[Bounding box entries]
○ ○ ○ ○
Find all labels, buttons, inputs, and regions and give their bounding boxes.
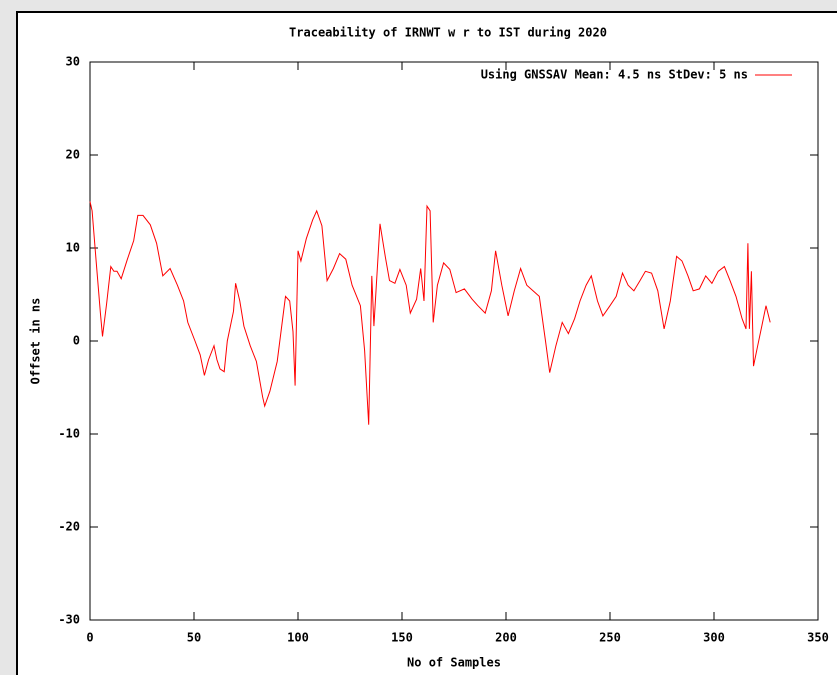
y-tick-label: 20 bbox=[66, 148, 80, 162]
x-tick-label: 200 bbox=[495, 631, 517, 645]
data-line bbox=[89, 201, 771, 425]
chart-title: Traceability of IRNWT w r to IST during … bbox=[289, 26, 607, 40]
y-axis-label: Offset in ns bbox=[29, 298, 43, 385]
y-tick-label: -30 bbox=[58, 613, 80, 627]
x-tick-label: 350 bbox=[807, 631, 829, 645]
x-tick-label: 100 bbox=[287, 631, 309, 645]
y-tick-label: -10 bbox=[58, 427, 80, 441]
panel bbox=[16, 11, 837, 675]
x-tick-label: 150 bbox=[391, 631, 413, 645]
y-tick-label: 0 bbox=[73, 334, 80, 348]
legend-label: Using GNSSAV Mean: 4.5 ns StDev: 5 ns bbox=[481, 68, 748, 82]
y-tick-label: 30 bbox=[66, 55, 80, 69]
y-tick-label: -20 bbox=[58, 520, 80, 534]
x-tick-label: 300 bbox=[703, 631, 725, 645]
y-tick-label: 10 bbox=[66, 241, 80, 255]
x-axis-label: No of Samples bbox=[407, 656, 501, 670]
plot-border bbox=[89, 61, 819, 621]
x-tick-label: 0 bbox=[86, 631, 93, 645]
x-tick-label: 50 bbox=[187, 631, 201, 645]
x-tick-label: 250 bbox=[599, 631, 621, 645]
○ ○ ○ ○
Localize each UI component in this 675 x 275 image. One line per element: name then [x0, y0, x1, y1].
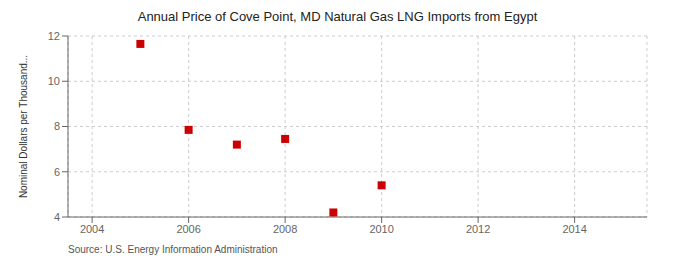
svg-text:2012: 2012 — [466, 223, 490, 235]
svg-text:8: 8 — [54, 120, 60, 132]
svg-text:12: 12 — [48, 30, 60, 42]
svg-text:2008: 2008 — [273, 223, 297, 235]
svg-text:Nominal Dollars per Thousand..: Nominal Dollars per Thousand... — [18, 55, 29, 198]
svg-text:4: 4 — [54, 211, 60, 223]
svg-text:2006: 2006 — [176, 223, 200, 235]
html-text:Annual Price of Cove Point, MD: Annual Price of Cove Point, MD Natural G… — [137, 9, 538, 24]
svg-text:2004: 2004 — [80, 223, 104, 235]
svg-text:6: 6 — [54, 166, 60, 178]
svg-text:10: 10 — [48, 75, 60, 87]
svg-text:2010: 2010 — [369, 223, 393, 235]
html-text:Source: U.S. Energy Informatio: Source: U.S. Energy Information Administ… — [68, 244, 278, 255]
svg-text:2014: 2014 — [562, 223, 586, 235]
○ ○ ○ ○
## Requirements
In the entries from the line with "y-tick-label: 20 bbox=[66, 148, 80, 162]" to the line with "y-axis-label: Offset in", replace "chart-title" with "figure-title". Write out only those lines, leaving everything else unchanged.

## The response
y-tick-label: 20 bbox=[66, 148, 80, 162]
x-tick-label: 200 bbox=[495, 631, 517, 645]
data-line bbox=[89, 201, 771, 425]
figure-title: Traceability of IRNWT w r to IST during … bbox=[289, 26, 607, 40]
y-axis-label: Offset in ns bbox=[29, 298, 43, 385]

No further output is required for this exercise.